Without the images, print all the entries below exactly as given.

──────

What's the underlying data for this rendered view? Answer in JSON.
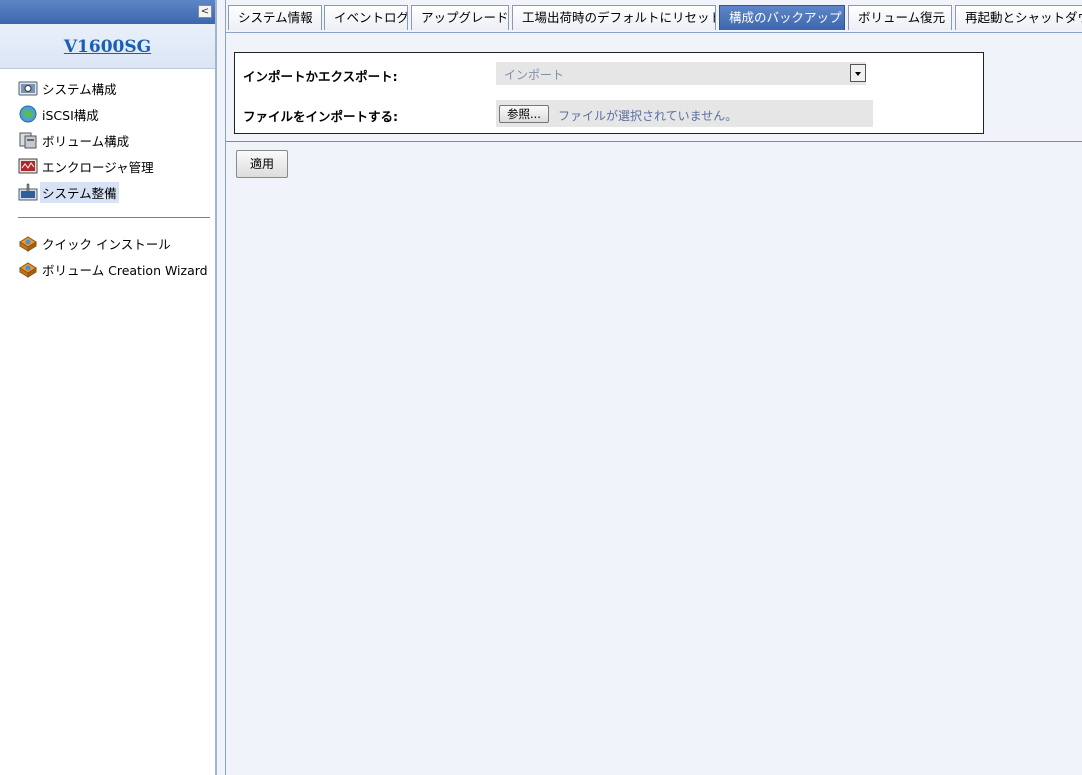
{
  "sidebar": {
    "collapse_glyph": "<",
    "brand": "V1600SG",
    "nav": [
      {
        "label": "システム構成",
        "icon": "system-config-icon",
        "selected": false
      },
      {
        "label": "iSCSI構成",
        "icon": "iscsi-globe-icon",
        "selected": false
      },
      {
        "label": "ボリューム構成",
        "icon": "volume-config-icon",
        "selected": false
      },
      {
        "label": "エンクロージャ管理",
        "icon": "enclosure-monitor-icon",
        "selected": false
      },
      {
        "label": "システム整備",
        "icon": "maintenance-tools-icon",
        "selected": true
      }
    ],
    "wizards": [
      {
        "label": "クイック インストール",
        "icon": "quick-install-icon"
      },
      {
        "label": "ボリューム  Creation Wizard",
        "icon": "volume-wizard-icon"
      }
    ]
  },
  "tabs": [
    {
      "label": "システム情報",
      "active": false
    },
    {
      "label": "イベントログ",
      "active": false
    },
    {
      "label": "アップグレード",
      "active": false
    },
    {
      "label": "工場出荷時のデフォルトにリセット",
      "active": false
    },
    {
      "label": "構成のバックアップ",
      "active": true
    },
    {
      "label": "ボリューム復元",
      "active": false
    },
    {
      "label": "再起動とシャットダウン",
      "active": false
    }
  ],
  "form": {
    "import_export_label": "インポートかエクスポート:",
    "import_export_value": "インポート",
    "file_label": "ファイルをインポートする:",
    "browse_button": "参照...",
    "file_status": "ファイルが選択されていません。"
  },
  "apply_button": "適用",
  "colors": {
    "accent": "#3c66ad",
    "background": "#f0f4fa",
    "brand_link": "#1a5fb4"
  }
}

──────

▸ WORKED SOLUTION
What's the underlying data for this rendered view? Answer in JSON.
{
  "sidebar": {
    "collapse_glyph": "<",
    "brand": "V1600SG",
    "nav": [
      {
        "label": "システム構成",
        "icon": "system-config-icon",
        "selected": false
      },
      {
        "label": "iSCSI構成",
        "icon": "iscsi-globe-icon",
        "selected": false
      },
      {
        "label": "ボリューム構成",
        "icon": "volume-config-icon",
        "selected": false
      },
      {
        "label": "エンクロージャ管理",
        "icon": "enclosure-monitor-icon",
        "selected": false
      },
      {
        "label": "システム整備",
        "icon": "maintenance-tools-icon",
        "selected": true
      }
    ],
    "wizards": [
      {
        "label": "クイック インストール",
        "icon": "quick-install-icon"
      },
      {
        "label": "ボリューム  Creation Wizard",
        "icon": "volume-wizard-icon"
      }
    ]
  },
  "tabs": [
    {
      "label": "システム情報",
      "active": false
    },
    {
      "label": "イベントログ",
      "active": false
    },
    {
      "label": "アップグレード",
      "active": false
    },
    {
      "label": "工場出荷時のデフォルトにリセット",
      "active": false
    },
    {
      "label": "構成のバックアップ",
      "active": true
    },
    {
      "label": "ボリューム復元",
      "active": false
    },
    {
      "label": "再起動とシャットダウン",
      "active": false
    }
  ],
  "form": {
    "import_export_label": "インポートかエクスポート:",
    "import_export_value": "インポート",
    "file_label": "ファイルをインポートする:",
    "browse_button": "参照...",
    "file_status": "ファイルが選択されていません。"
  },
  "apply_button": "適用",
  "colors": {
    "accent": "#3c66ad",
    "background": "#f0f4fa",
    "brand_link": "#1a5fb4"
  }
}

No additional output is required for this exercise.